Lines of the listing that contain "activity" need to be copied.

> TASK DATA
-- Opening Marker --

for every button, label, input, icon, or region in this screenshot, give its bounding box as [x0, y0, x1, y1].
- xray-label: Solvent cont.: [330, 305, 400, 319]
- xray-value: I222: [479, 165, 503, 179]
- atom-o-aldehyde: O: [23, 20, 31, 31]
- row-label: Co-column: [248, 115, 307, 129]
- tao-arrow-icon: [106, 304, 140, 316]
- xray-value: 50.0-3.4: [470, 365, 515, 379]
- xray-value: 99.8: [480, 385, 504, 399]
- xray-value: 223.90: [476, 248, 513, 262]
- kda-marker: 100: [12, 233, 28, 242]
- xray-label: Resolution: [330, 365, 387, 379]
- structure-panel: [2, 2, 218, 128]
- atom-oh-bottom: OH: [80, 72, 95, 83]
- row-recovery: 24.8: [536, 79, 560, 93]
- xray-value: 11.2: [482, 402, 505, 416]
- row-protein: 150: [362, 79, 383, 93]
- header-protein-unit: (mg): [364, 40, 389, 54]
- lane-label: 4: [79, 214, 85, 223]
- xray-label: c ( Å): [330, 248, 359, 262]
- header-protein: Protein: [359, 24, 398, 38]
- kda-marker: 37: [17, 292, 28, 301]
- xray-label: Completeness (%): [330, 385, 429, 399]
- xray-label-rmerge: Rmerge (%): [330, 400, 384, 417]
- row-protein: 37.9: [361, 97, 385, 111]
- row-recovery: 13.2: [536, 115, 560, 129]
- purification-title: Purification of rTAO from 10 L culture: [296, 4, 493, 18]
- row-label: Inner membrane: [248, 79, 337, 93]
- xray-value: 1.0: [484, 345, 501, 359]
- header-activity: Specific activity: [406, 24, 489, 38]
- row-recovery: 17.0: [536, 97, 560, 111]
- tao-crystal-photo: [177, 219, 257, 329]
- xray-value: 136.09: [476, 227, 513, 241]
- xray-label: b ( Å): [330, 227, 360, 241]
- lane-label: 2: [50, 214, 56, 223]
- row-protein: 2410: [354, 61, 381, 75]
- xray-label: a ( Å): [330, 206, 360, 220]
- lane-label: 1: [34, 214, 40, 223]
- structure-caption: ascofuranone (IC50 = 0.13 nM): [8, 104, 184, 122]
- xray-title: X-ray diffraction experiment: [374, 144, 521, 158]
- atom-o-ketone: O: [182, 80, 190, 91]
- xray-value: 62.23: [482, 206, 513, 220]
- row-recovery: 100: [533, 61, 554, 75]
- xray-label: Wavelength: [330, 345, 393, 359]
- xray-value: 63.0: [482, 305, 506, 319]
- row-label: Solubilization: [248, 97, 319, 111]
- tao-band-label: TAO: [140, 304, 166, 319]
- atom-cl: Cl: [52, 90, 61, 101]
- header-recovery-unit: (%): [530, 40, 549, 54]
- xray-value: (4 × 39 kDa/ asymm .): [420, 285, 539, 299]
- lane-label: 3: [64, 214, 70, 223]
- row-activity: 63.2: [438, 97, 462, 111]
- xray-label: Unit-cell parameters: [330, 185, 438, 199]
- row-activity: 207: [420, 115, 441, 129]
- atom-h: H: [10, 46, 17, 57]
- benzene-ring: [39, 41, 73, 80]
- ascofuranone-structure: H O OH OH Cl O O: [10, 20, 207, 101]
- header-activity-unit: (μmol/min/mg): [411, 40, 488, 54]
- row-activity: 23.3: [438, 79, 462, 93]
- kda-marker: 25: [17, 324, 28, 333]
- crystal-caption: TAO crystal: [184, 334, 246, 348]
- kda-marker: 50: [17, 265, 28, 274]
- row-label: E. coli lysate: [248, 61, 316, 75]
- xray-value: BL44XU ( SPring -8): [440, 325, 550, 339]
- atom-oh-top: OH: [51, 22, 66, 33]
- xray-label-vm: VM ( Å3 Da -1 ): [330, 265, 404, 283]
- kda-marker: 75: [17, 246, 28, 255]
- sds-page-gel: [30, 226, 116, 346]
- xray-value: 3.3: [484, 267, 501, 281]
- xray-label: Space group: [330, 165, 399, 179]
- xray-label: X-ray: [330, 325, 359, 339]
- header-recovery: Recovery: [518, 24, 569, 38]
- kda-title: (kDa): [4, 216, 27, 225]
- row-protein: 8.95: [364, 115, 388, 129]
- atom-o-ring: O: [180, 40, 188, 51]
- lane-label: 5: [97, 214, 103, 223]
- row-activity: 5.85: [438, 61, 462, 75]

-- Closing Marker --

> WRITTEN REPLY
- header-activity: Specific activity: [406, 24, 489, 38]
- row-activity: 63.2: [438, 97, 462, 111]
- row-activity: 207: [420, 115, 441, 129]
- header-activity-unit: (μmol/min/mg): [411, 40, 488, 54]
- row-activity: 23.3: [438, 79, 462, 93]
- row-activity: 5.85: [438, 61, 462, 75]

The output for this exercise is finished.